Job
Copy every line of the data in which the word "values" occurs.

[Records from a data source]
============================================================

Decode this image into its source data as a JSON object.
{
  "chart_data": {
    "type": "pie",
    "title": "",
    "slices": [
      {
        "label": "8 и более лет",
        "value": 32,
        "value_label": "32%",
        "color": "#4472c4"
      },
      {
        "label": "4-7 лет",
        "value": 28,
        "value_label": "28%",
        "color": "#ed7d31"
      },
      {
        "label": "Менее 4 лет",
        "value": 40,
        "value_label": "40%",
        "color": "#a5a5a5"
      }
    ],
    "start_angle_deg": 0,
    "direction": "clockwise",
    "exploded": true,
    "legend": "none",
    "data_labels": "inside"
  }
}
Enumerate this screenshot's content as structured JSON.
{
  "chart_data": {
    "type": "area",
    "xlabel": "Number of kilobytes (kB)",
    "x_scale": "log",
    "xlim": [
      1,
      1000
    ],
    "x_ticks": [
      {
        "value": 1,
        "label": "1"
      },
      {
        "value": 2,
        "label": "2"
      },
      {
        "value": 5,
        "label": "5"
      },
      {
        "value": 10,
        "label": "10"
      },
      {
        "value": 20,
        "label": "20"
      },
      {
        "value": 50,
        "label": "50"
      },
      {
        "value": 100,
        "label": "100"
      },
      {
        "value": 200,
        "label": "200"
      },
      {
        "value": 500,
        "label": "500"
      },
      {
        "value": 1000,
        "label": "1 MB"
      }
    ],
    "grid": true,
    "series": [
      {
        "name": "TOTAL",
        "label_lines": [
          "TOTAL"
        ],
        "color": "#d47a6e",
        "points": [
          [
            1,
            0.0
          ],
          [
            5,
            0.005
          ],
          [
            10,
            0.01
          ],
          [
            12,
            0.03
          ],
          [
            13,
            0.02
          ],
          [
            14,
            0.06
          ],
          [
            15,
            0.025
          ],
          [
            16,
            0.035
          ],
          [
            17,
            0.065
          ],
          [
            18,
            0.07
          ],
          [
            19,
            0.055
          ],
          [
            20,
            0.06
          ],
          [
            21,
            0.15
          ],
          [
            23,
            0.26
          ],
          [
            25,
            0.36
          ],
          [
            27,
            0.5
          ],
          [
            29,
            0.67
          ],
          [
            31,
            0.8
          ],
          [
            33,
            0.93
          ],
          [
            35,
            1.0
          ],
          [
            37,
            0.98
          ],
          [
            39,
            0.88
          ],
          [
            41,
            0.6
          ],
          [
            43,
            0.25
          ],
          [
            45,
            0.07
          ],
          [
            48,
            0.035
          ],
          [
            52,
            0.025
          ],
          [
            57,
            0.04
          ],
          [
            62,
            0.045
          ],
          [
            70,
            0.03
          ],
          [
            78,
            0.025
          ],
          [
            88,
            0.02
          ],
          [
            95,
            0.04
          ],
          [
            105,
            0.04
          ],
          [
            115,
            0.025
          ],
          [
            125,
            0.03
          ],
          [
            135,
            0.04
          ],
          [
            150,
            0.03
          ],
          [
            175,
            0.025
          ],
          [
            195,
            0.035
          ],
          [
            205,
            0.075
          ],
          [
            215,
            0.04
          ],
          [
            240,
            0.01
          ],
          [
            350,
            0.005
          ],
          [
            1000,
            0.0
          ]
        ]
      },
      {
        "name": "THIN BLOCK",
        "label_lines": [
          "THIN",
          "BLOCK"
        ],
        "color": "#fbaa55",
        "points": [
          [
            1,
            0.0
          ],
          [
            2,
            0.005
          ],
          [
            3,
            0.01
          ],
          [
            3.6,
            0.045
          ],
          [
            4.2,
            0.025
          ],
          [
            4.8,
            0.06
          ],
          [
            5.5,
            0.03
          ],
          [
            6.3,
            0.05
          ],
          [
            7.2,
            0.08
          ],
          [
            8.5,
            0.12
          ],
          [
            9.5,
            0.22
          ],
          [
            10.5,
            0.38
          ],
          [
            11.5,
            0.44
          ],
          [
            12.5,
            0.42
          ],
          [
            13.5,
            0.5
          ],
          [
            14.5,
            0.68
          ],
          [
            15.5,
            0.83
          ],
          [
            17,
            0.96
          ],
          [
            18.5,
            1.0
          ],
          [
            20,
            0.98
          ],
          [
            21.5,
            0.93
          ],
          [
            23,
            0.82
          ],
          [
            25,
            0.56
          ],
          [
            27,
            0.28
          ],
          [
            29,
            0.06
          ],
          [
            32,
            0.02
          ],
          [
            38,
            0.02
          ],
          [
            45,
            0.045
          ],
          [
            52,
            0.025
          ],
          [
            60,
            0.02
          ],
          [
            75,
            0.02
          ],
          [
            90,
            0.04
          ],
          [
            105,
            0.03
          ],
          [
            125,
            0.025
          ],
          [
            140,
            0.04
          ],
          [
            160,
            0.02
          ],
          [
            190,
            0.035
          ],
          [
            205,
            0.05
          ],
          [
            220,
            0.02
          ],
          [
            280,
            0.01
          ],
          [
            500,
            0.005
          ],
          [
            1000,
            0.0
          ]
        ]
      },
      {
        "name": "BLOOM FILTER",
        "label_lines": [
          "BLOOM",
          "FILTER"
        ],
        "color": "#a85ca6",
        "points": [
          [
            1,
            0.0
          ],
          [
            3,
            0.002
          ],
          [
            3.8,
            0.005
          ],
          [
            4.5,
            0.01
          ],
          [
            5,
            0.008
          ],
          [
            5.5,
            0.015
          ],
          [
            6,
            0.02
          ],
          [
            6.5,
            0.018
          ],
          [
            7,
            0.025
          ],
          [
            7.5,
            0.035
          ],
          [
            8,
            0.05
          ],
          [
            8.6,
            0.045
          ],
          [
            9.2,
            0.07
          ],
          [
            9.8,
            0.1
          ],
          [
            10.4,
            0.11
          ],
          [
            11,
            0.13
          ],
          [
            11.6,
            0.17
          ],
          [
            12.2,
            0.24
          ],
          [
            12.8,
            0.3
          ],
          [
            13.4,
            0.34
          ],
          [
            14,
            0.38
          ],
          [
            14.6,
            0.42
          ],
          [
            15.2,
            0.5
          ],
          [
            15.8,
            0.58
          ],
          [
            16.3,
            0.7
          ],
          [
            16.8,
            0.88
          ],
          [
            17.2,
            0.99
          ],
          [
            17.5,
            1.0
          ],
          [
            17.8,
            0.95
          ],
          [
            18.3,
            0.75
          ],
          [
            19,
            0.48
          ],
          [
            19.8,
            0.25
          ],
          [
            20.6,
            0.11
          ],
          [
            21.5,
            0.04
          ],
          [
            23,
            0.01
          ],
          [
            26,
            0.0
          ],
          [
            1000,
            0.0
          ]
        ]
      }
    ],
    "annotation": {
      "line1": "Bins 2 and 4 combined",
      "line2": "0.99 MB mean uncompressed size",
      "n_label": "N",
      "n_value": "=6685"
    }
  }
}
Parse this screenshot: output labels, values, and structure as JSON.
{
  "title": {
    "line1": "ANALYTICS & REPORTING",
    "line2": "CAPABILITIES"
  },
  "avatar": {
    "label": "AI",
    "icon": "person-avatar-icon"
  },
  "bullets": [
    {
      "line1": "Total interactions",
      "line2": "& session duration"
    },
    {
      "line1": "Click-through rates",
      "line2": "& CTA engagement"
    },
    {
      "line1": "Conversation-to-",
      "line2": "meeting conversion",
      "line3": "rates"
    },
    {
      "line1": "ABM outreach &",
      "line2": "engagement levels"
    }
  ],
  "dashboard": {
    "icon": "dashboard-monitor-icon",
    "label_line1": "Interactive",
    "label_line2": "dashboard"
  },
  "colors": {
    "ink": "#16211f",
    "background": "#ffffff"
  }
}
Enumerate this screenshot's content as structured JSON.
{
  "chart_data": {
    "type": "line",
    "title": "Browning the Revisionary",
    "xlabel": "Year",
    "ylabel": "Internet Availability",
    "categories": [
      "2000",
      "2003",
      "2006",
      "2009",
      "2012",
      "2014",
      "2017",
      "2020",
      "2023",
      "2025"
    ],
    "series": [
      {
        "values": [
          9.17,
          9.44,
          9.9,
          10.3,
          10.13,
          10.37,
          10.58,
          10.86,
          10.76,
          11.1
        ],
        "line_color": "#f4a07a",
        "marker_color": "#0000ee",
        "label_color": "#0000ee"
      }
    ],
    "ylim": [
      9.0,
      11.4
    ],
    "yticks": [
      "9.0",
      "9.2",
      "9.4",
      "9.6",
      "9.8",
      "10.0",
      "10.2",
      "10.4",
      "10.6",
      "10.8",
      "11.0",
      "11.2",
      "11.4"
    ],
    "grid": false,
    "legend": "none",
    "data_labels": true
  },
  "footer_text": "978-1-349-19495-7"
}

============================================================

Result of the exercise
Parse this screenshot: output labels, values, and structure as JSON.
        "values": [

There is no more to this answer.